▸ Quoted text
Most backyard homesteaders do not have 200 acres at their disposal for this large scale rotational grazing project. However, the practices and methods can still be implemented on a much smaller scale. As long as you have at least four pastures, you can rotate your herd and help break the life cycle of the parasites. Ideally, you would want to let a pasture rest for six weeks before grazing it again, but even four weeks will allow a large number of the parasites to die off before they can reinfect your herd. If you have more than one species of animal, keeping them separate in the rotation can help the droppings to break down better and helps the plant life to rejuvenate by allowing the different varieties to grow back at different times. This way, a pasture is never fully stripped. One caution in having different species is to research the habits and temperament of a species before bringing them into your setup. Many breeds of pigs can be very rough and tear up a pasture, making it harder for the plants to proliferate. The kunekune pigs at BF Farm were partially selected because they are less rough on their surroundings. A few more factors in the success of your rotational grazing include not overpopulating your acreage and buying from reputable breeders. How much livestock your land can support is determined in part by the quality of the feed in your pastures. It can also be influenced by zoning laws and access to water. Buying from reputable breeders helps you obtain healthy animals with good, traceable pedigrees. You want to start your operation with the best stock available, and that is worth a little extra time and money.

▸ Stated goal A
Transcribe the passage on small-scale rotational grazing in full, with every word unchanged.

▸ Record set
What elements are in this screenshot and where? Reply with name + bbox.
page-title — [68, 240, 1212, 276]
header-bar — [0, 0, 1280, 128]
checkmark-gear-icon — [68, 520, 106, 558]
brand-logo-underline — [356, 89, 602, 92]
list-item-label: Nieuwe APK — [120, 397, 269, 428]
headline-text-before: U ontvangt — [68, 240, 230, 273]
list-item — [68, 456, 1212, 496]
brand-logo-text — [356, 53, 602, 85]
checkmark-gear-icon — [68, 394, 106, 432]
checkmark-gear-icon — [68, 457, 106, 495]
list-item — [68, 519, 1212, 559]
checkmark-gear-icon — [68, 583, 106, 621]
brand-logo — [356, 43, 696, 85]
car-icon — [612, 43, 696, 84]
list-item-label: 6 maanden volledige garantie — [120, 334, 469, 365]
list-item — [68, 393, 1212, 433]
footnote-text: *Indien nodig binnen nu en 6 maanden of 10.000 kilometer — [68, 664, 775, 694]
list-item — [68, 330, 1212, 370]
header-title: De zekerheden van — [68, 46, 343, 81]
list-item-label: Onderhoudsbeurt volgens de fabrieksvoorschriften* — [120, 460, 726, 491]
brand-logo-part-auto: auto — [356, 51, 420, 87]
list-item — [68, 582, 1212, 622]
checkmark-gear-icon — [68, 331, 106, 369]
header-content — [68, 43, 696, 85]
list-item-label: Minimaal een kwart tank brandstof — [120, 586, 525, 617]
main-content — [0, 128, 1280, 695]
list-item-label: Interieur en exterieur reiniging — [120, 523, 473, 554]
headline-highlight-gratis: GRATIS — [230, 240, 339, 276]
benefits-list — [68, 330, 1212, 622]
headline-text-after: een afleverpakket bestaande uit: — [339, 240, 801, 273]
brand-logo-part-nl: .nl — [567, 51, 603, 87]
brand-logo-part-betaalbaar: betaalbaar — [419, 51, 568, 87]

▸ Stated goal B
Restate, word for word, the stretch of the records from their very first line through the line containing "brand-logo-underline — [356, 89, 602, 92]", and nothing else.

▸ Final answer A
Most backyard homesteaders do not have 200 acres at their disposal for this large scale rotational grazing project. However, the practices and methods can still be implemented on a much smaller scale. As long as you have at least four pastures, you can rotate your herd and help break the life cycle of the parasites. Ideally, you would want to let a pasture rest for six weeks before grazing it again, but even four weeks will allow a large number of the parasites to die off before they can reinfect your herd. If you have more than one species of animal, keeping them separate in the rotation can help the droppings to break down better and helps the plant life to rejuvenate by allowing the different varieties to grow back at different times. This way, a pasture is never fully stripped. One caution in having different species is to research the habits and temperament of a species before bringing them into your setup. Many breeds of pigs can be very rough and tear up a pasture, making it harder for the plants to proliferate. The kunekune pigs at BF Farm were partially selected because they are less rough on their surroundings. A few more factors in the success of your rotational grazing include not overpopulating your acreage and buying from reputable breeders. How much livestock your land can support is determined in part by the quality of the feed in your pastures. It can also be influenced by zoning laws and access to water. Buying from reputable breeders helps you obtain healthy animals with good, traceable pedigrees. You want to start your operation with the best stock available, and that is worth a little extra time and money.

▸ Final answer B
What elements are in this screenshot and where? Reply with name + bbox.
page-title — [68, 240, 1212, 276]
header-bar — [0, 0, 1280, 128]
checkmark-gear-icon — [68, 520, 106, 558]
brand-logo-underline — [356, 89, 602, 92]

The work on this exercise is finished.